§ **WHAT TO WORK ON**
Write out the whole listing again, exactly.

□ □ □ □

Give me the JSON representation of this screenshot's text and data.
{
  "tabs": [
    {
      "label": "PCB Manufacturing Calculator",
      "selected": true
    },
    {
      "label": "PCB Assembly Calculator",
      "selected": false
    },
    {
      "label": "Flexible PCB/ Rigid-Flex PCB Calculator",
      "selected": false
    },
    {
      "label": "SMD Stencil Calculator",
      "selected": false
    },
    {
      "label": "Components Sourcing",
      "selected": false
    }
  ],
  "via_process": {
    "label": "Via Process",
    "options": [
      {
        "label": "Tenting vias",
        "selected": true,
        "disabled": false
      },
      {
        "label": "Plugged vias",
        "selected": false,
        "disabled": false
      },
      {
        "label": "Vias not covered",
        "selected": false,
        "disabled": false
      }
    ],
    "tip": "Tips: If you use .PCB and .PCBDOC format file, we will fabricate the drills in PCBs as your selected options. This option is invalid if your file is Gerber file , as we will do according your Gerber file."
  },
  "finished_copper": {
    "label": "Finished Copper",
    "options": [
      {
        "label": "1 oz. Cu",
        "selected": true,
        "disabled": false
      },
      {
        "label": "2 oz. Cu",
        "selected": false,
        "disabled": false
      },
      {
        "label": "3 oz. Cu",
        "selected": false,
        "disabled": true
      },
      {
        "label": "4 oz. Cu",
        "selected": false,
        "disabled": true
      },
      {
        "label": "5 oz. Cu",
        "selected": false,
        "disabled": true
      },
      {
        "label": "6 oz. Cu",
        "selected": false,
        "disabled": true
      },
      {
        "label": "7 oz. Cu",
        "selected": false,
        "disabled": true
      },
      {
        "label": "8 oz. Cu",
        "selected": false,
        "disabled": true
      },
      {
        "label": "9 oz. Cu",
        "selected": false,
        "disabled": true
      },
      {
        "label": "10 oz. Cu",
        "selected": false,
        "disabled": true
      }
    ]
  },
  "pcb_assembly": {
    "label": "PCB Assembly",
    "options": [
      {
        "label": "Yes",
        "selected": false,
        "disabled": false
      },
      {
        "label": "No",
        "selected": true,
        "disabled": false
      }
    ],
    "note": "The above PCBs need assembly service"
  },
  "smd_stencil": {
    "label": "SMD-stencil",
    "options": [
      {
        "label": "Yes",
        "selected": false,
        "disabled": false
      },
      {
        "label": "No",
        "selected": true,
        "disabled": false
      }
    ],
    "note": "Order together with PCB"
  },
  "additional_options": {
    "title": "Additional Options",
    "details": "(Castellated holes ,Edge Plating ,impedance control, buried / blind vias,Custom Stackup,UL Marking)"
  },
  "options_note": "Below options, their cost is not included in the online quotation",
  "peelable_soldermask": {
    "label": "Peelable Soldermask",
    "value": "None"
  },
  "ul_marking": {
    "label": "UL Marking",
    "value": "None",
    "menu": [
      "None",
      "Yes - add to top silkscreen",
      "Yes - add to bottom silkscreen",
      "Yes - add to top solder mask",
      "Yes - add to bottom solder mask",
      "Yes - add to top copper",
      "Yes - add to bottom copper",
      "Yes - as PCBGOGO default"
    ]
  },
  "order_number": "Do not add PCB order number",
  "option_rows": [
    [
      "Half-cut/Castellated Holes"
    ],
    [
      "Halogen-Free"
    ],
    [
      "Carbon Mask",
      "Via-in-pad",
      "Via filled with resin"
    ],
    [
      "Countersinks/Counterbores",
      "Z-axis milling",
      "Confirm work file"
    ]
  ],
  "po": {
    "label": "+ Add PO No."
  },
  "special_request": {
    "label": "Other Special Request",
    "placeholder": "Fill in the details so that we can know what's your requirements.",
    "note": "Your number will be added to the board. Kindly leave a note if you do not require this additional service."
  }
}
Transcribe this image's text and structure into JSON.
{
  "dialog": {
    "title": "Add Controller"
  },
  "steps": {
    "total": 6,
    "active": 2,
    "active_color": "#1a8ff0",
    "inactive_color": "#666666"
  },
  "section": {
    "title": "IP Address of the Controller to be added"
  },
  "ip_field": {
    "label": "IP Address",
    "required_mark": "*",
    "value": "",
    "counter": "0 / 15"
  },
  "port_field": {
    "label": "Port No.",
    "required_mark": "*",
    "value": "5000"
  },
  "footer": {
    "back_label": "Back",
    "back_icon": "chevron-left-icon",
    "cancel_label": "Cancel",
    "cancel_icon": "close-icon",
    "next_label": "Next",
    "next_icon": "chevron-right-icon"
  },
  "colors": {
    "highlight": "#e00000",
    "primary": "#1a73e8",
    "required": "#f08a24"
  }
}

□ □ □ □

§ **EXERCISE RESULT**
Give me the JSON representation of this screenshot's text and data.
{
  "tabs": [
    {
      "label": "PCB Manufacturing Calculator",
      "selected": true
    },
    {
      "label": "PCB Assembly Calculator",
      "selected": false
    },
    {
      "label": "Flexible PCB/ Rigid-Flex PCB Calculator",
      "selected": false
    },
    {
      "label": "SMD Stencil Calculator",
      "selected": false
    },
    {
      "label": "Components Sourcing",
      "selected": false
    }
  ],
  "via_process": {
    "label": "Via Process",
    "options": [
      {
        "label": "Tenting vias",
        "selected": true,
        "disabled": false
      },
      {
        "label": "Plugged vias",
        "selected": false,
        "disabled": false
      },
      {
        "label": "Vias not covered",
        "selected": false,
        "disabled": false
      }
    ],
    "tip": "Tips: If you use .PCB and .PCBDOC format file, we will fabricate the drills in PCBs as your selected options. This option is invalid if your file is Gerber file , as we will do according your Gerber file."
  },
  "finished_copper": {
    "label": "Finished Copper",
    "options": [
      {
        "label": "1 oz. Cu",
        "selected": true,
        "disabled": false
      },
      {
        "label": "2 oz. Cu",
        "selected": false,
        "disabled": false
      },
      {
        "label": "3 oz. Cu",
        "selected": false,
        "disabled": true
      },
      {
        "label": "4 oz. Cu",
        "selected": false,
        "disabled": true
      },
      {
        "label": "5 oz. Cu",
        "selected": false,
        "disabled": true
      },
      {
        "label": "6 oz. Cu",
        "selected": false,
        "disabled": true
      },
      {
        "label": "7 oz. Cu",
        "selected": false,
        "disabled": true
      },
      {
        "label": "8 oz. Cu",
        "selected": false,
        "disabled": true
      },
      {
        "label": "9 oz. Cu",
        "selected": false,
        "disabled": true
      },
      {
        "label": "10 oz. Cu",
        "selected": false,
        "disabled": true
      }
    ]
  },
  "pcb_assembly": {
    "label": "PCB Assembly",
    "options": [
      {
        "label": "Yes",
        "selected": false,
        "disabled": false
      },
      {
        "label": "No",
        "selected": true,
        "disabled": false
      }
    ],
    "note": "The above PCBs need assembly service"
  },
  "smd_stencil": {
    "label": "SMD-stencil",
    "options": [
      {
        "label": "Yes",
        "selected": false,
        "disabled": false
      },
      {
        "label": "No",
        "selected": true,
        "disabled": false
      }
    ],
    "note": "Order together with PCB"
  },
  "additional_options": {
    "title": "Additional Options",
    "details": "(Castellated holes ,Edge Plating ,impedance control, buried / blind vias,Custom Stackup,UL Marking)"
  },
  "options_note": "Below options, their cost is not included in the online quotation",
  "peelable_soldermask": {
    "label": "Peelable Soldermask",
    "value": "None"
  },
  "ul_marking": {
    "label": "UL Marking",
    "value": "None",
    "menu": [
      "None",
      "Yes - add to top silkscreen",
      "Yes - add to bottom silkscreen",
      "Yes - add to top solder mask",
      "Yes - add to bottom solder mask",
      "Yes - add to top copper",
      "Yes - add to bottom copper",
      "Yes - as PCBGOGO default"
    ]
  },
  "order_number": "Do not add PCB order number",
  "option_rows": [
    [
      "Half-cut/Castellated Holes"
    ],
    [
      "Halogen-Free"
    ],
    [
      "Carbon Mask",
      "Via-in-pad",
      "Via filled with resin"
    ],
    [
      "Countersinks/Counterbores",
      "Z-axis milling",
      "Confirm work file"
    ]
  ],
  "po": {
    "label": "+ Add PO No."
  },
  "special_request": {
    "label": "Other Special Request",
    "placeholder": "Fill in the details so that we can know what's your requirements.",
    "note": "Your number will be added to the board. Kindly leave a note if you do not require this additional service."
  }
}
Transcribe this image's text and structure into JSON.
{
  "dialog": {
    "title": "Add Controller"
  },
  "steps": {
    "total": 6,
    "active": 2,
    "active_color": "#1a8ff0",
    "inactive_color": "#666666"
  },
  "section": {
    "title": "IP Address of the Controller to be added"
  },
  "ip_field": {
    "label": "IP Address",
    "required_mark": "*",
    "value": "",
    "counter": "0 / 15"
  },
  "port_field": {
    "label": "Port No.",
    "required_mark": "*",
    "value": "5000"
  },
  "footer": {
    "back_label": "Back",
    "back_icon": "chevron-left-icon",
    "cancel_label": "Cancel",
    "cancel_icon": "close-icon",
    "next_label": "Next",
    "next_icon": "chevron-right-icon"
  },
  "colors": {
    "highlight": "#e00000",
    "primary": "#1a73e8",
    "required": "#f08a24"
  }
}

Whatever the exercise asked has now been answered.